Provided entries Start Marker

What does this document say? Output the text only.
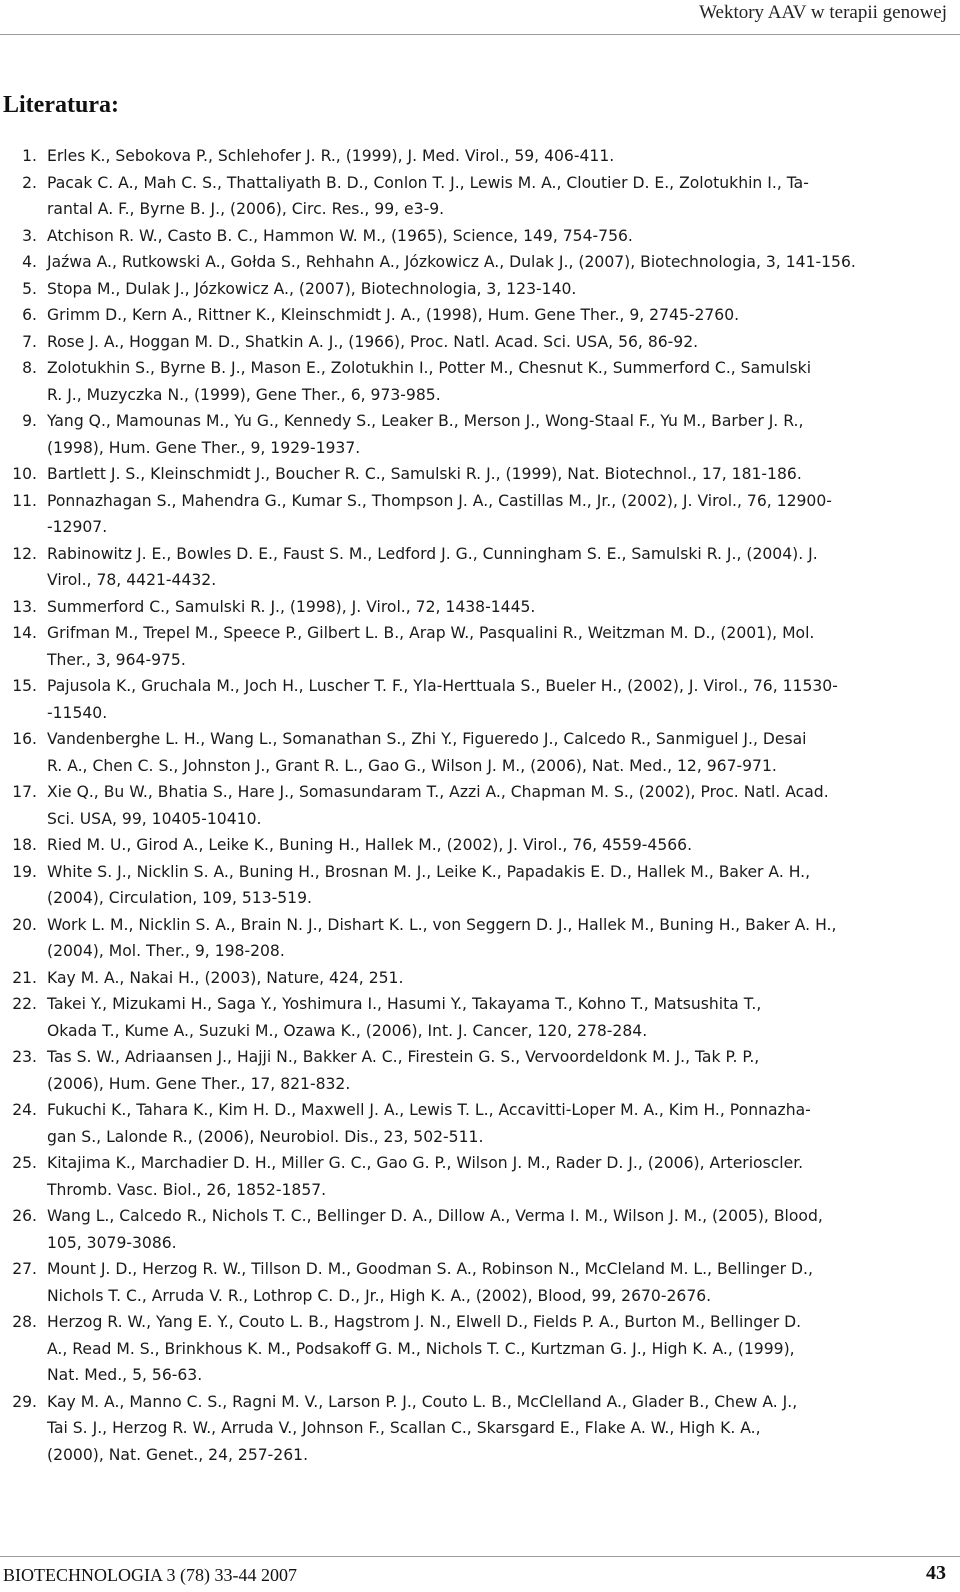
Wektory AAV w terapii genowej
Literatura:
1. Erles K., Sebokova P., Schlehofer J. R., (1999), J. Med. Virol., 59, 406-411.
2. Pacak C. A., Mah C. S., Thattaliyath B. D., Conlon T. J., Lewis M. A., Cloutier D. E., Zolotukhin I., Ta-
rantal A. F., Byrne B. J., (2006), Circ. Res., 99, e3-9.
3. Atchison R. W., Casto B. C., Hammon W. M., (1965), Science, 149, 754-756.
4. Jaźwa A., Rutkowski A., Gołda S., Rehhahn A., Józkowicz A., Dulak J., (2007), Biotechnologia, 3, 141-156.
5. Stopa M., Dulak J., Józkowicz A., (2007), Biotechnologia, 3, 123-140.
6. Grimm D., Kern A., Rittner K., Kleinschmidt J. A., (1998), Hum. Gene Ther., 9, 2745-2760.
7. Rose J. A., Hoggan M. D., Shatkin A. J., (1966), Proc. Natl. Acad. Sci. USA, 56, 86-92.
8. Zolotukhin S., Byrne B. J., Mason E., Zolotukhin I., Potter M., Chesnut K., Summerford C., Samulski
R. J., Muzyczka N., (1999), Gene Ther., 6, 973-985.
9. Yang Q., Mamounas M., Yu G., Kennedy S., Leaker B., Merson J., Wong-Staal F., Yu M., Barber J. R.,
(1998), Hum. Gene Ther., 9, 1929-1937.
10. Bartlett J. S., Kleinschmidt J., Boucher R. C., Samulski R. J., (1999), Nat. Biotechnol., 17, 181-186.
11. Ponnazhagan S., Mahendra G., Kumar S., Thompson J. A., Castillas M., Jr., (2002), J. Virol., 76, 12900-
-12907.
12. Rabinowitz J. E., Bowles D. E., Faust S. M., Ledford J. G., Cunningham S. E., Samulski R. J., (2004). J.
Virol., 78, 4421-4432.
13. Summerford C., Samulski R. J., (1998), J. Virol., 72, 1438-1445.
14. Grifman M., Trepel M., Speece P., Gilbert L. B., Arap W., Pasqualini R., Weitzman M. D., (2001), Mol.
Ther., 3, 964-975.
15. Pajusola K., Gruchala M., Joch H., Luscher T. F., Yla-Herttuala S., Bueler H., (2002), J. Virol., 76, 11530-
-11540.
16. Vandenberghe L. H., Wang L., Somanathan S., Zhi Y., Figueredo J., Calcedo R., Sanmiguel J., Desai
R. A., Chen C. S., Johnston J., Grant R. L., Gao G., Wilson J. M., (2006), Nat. Med., 12, 967-971.
17. Xie Q., Bu W., Bhatia S., Hare J., Somasundaram T., Azzi A., Chapman M. S., (2002), Proc. Natl. Acad.
Sci. USA, 99, 10405-10410.
18. Ried M. U., Girod A., Leike K., Buning H., Hallek M., (2002), J. Virol., 76, 4559-4566.
19. White S. J., Nicklin S. A., Buning H., Brosnan M. J., Leike K., Papadakis E. D., Hallek M., Baker A. H.,
(2004), Circulation, 109, 513-519.
20. Work L. M., Nicklin S. A., Brain N. J., Dishart K. L., von Seggern D. J., Hallek M., Buning H., Baker A. H.,
(2004), Mol. Ther., 9, 198-208.
21. Kay M. A., Nakai H., (2003), Nature, 424, 251.
22. Takei Y., Mizukami H., Saga Y., Yoshimura I., Hasumi Y., Takayama T., Kohno T., Matsushita T.,
Okada T., Kume A., Suzuki M., Ozawa K., (2006), Int. J. Cancer, 120, 278-284.
23. Tas S. W., Adriaansen J., Hajji N., Bakker A. C., Firestein G. S., Vervoordeldonk M. J., Tak P. P.,
(2006), Hum. Gene Ther., 17, 821-832.
24. Fukuchi K., Tahara K., Kim H. D., Maxwell J. A., Lewis T. L., Accavitti-Loper M. A., Kim H., Ponnazha-
gan S., Lalonde R., (2006), Neurobiol. Dis., 23, 502-511.
25. Kitajima K., Marchadier D. H., Miller G. C., Gao G. P., Wilson J. M., Rader D. J., (2006), Arterioscler.
Thromb. Vasc. Biol., 26, 1852-1857.
26. Wang L., Calcedo R., Nichols T. C., Bellinger D. A., Dillow A., Verma I. M., Wilson J. M., (2005), Blood,
105, 3079-3086.
27. Mount J. D., Herzog R. W., Tillson D. M., Goodman S. A., Robinson N., McCleland M. L., Bellinger D.,
Nichols T. C., Arruda V. R., Lothrop C. D., Jr., High K. A., (2002), Blood, 99, 2670-2676.
28. Herzog R. W., Yang E. Y., Couto L. B., Hagstrom J. N., Elwell D., Fields P. A., Burton M., Bellinger D.
A., Read M. S., Brinkhous K. M., Podsakoff G. M., Nichols T. C., Kurtzman G. J., High K. A., (1999),
Nat. Med., 5, 56-63.
29. Kay M. A., Manno C. S., Ragni M. V., Larson P. J., Couto L. B., McClelland A., Glader B., Chew A. J.,
Tai S. J., Herzog R. W., Arruda V., Johnson F., Scallan C., Skarsgard E., Flake A. W., High K. A.,
(2000), Nat. Genet., 24, 257-261.
BIOTECHNOLOGIA 3 (78) 33-44 2007	43
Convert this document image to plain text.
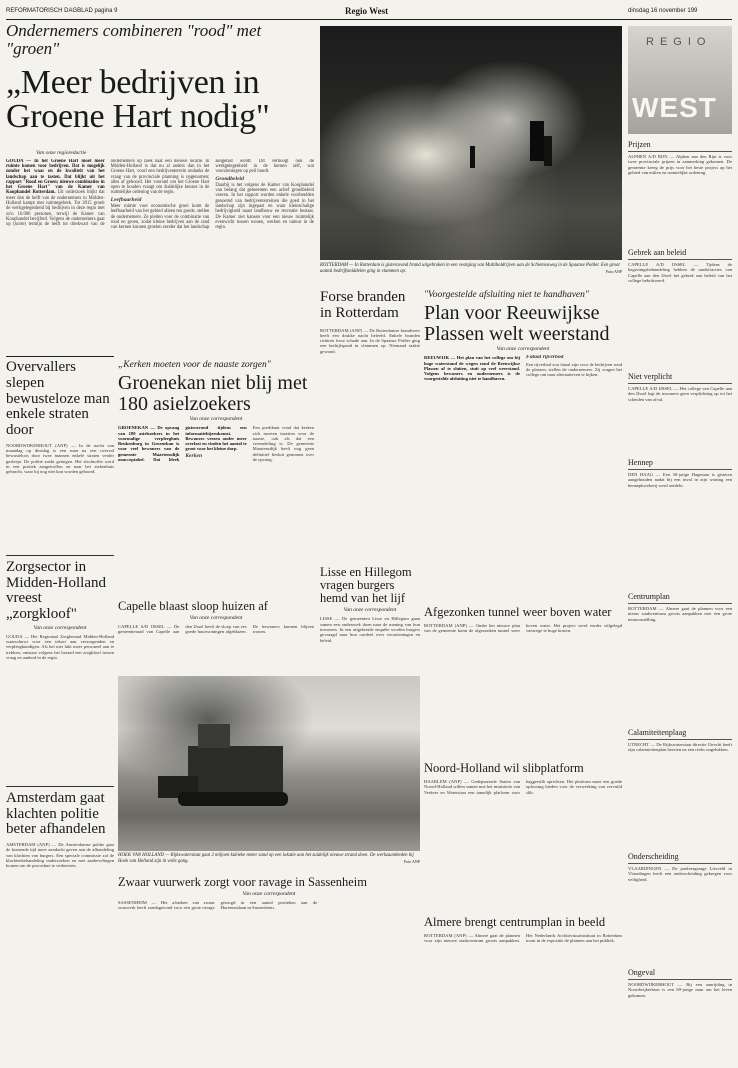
REFORMATORISCH DAGBLAD pagina 9	Regio West	dinsdag 16 november 199
Ondernemers combineren "rood" met "groen"
„Meer bedrijven in Groene Hart nodig"
Van onze regioredactie
GOUDA — In het Groene Hart moet meer ruimte komen voor bedrijven. Dat is mogelijk zonder het waas en de kwaliteit van het landschap aan te tasten. Dat blijkt uit het rapport "Rood en Groen; nieuwe combinaties in het Groene Hart" van de Kamer van Koophandel Rotterdam. Uit onderzoek blijkt dat meer dan de helft van de ondernemers in Midden-Holland kampt met ruimtegebrek. Tot 2015 groeit de werkgelegenheid bij bedrijven in deze regio met zo'n 16.000 personen, terwijl de Kamer van Koophandel becijferd. Volgens de ondernemers gaat op (korte) termijn de helft tot driekwart van de ondernemers op zoek naar een nieuwe locatie. In Midden-Holland is dat nu al anders dan in het Groene Hart, voorl een bedrijventerrein ondanks de vraag van de provinciale planning is opgenomen; alles af gehoord. Het voorstel om het Groene Hart open te houden vraagt om duidelijke keuzes in de ruimtelijke ordening van de regio.
Leefbaarheid
Meer ruimte voor economische groei komt de leefbaarheid van het gebied alleen ten goede, stellen de ondernemers. Ze pleiten voor de combinatie van rood en groen, zodat kleine bedrijven aan de rand van kernen kunnen groeien zonder dat het landschap aangetast wordt. Dit verhoogt ook de werkgelegenheid in de kernen zelf, wat voorzieningen op peil houdt.
Grondbeleid
Daarbij is het volgens de Kamer van Koophandel van belang dat gemeenten een actief grondbeleid voeren. In het rapport worden enkele voorbeelden genoemd van bedrijventerreinen die goed in het landschap zijn ingepast en waar kleinschalige bedrijvigheid naast landbouw en recreatie bestaat. De Kamer ziet kansen voor een nieuw ruimtelijk evenwicht tussen wonen, werken en natuur in de regio.
ROTTERDAM — In Rotterdam is gisteravond brand uitgebroken in een vestiging van Multiholdrijven aan de Schiemvaweg in de Spaanse Polder. Een groot aantal bedrijfsmiddelen ging in vlammen op.	Foto ANP
REGIO
WEST
Prijzen
ALPHEN A/D RIJN — Alphen aan den Rijn is voor twee provinciale prijzen in aanmerking gekomen. De gemeente kreeg de prijs voor het beste project op het gebied van milieu en ruimtelijke ordening.
Gebrek aan beleid
CAPELLE A/D IJSSEL — Tijdens de begrotingsbehandeling hebben de raadsfracties van Capelle aan den IJssel het gebrek aan beleid van het college bekritiseerd.
Niet verplicht
CAPELLE A/D IJSSEL — Het college van Capelle aan den IJssel legt de inwoners geen verplichting op tot het scheiden van afval.
Hennep
DEN HAAG — Een 30-jarige Hagenaar is gisteren aangehouden nadat bij een inval in zijn woning een hennepkwekerij werd ontdekt.
Centrumplan
ROTTERDAM — Almere gaat de plannen voor een nieuw stadscentrum groots aanpakken met een grote tentoonstelling.
Calamiteitenplaag
UTRECHT — De Rijkswaterstaat directie Utrecht heeft zijn calamiteitenplan herzien na een reeks ongelukken.
Onderscheiding
VLAARDINGEN — De parkeergarage Liesveld in Vlaardingen heeft een onderscheiding gekregen voor veiligheid.
Ongeval
NOORDWIJKERHOUT — Bij een aanrijding in Noordwijkerhout is een 69-jarige man om het leven gekomen.
Overvallers slepen bewusteloze man enkele straten door
NOORDWIJKERHOUT (ANP) — In de nacht van maandag op dinsdag is een man na een overval bewusteloos door twee mannen enkele straten verder gesleept. De politie zoekt getuigen. Het slachtoffer werd in een portiek aangetroffen en naar het ziekenhuis gebracht, waar hij nog niet kon worden gehoord.
Zorgsector in Midden-Holland vreest „zorgkloof"
Van onze correspondent
GOUDA — Het Regionaal Zorgberaad Midden-Holland waarschuwt voor een tekort aan verzorgenden en verpleegkundigen. Als het niet lukt meer personeel aan te trekken, ontstaat volgens het beraad een zorgkloof tussen vraag en aanbod in de regio.
Amsterdam gaat klachten politie beter afhandelen
AMSTERDAM (ANP) — De Amsterdamse politie gaat de komende tijd meer aandacht geven aan de afhandeling van klachten van burgers. Een speciale commissie zal de klachtenbehandeling onderzoeken en met aanbevelingen komen om de procedure te verbeteren.
„Kerken moeten voor de naaste zorgen"
Groenekan niet blij met 180 asielzoekers
Van onze correspondent
GROENEKAN — De opvang van 180 asielzoekers in het voormalige verpleeghuis Beukenburg in Groenekan is voor veel bewoners van de gemeente Maartensdijk onacceptabel. Dat bleek gisteravond tijdens een informatiebijeenkomst. Bewoners vrezen onder meer overlast en vinden het aantal te groot voor het kleine dorp.
Kerken
Een predikant vond dat kerken zich moeten inzetten voor de naaste, ook als dat een vreemdeling is. De gemeente Maartensdijk heeft nog geen definitief besluit genomen over de opvang.
Forse branden in Rotterdam
ROTTERDAM (ANP) — De Rotterdamse brandweer heeft een drukke nacht beleefd. Enkele branden richtten forse schade aan. In de Spaanse Polder ging een bedrijfspand in vlammen op. Niemand raakte gewond.
"Voorgestelde afsluiting niet te handhaven"
Plan voor Reeuwijkse Plassen welt weerstand
Van onze correspondent
REEUWIJK — Het plan van het college om bij hoge waterstand de wegen rond de Reeuwijkse Plassen af te sluiten, stuit op veel weerstand. Volgens bewoners en ondernemers is de voorgestelde afsluiting niet te handhaven.
Fataal rijverbod
Een rijverbod zou fataal zijn voor de bedrijven rond de plassen, stellen de ondernemers. Zij vragen het college om naar alternatieven te kijken.
Lisse en Hillegom vragen burgers hemd van het lijf
Van onze correspondent
LISSE — De gemeenten Lisse en Hillegom gaan samen een onderzoek doen naar de mening van hun inwoners. In een uitgebreide enquête worden burgers gevraagd naar hun oordeel over voorzieningen en beleid.
Capelle blaast sloop huizen af
Van onze correspondent
CAPELLE A/D IJSSEL — De gemeenteraad van Capelle aan den IJssel heeft de sloop van zes goede huurwoningen afgeblazen. De bewoners kunnen blijven wonen.
Afgezonken tunnel weer boven water
ROTTERDAM (ANP) — Onder het nieuwe plan van de gemeente komt de afgezonken tunnel weer boven water. Het project werd eerder stilgelegd vanwege te hoge kosten.
HOEK VAN HOLLAND — Rijkswaterstaat gaat 2 miljoen kubieke meter zand op een lokatie aan het zuidelijk nieuwe strand doen. De werkzaamheden bij Hoek van Holland zijn in volle gang.	Foto ANP
Noord-Holland wil slibplatform
HAARLEM (ANP) — Gedeputeerde Staten van Noord-Holland willen samen met het ministerie van Verkeer en Waterstaat een tamelijk platform voor baggerslib oprichten. Het platform moet een goede oplossing bieden voor de verwerking van vervuild slib.
Zwaar vuurwerk zorgt voor ravage in Sassenheim
Van onze correspondent
SASSENHEIM — Het afsteken van zwaar vuurwerk heeft zondagavond voor een grote ravage gezorgd in een aantal portieken aan de Hortensialaan in Sassenheim.
Almere brengt centrumplan in beeld
ROTTERDAM (ANP) — Almere gaat de plannen voor zijn nieuwe stadscentrum groots aanpakken. Het Nederlands Architectuurinstituut in Rotterdam toont in de expositie de plannen aan het publiek.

Provided entries End Marker

▶ [Activity]: Select the lines in this material that hold the word "Arruda", leaving none out.

▶ [Solution below]:
Nichols T. C., Arruda V. R., Lothrop C. D., Jr., High K. A., (2002), Blood, 99, 2670-2676.
Tai S. J., Herzog R. W., Arruda V., Johnson F., Scallan C., Skarsgard E., Flake A. W., High K. A.,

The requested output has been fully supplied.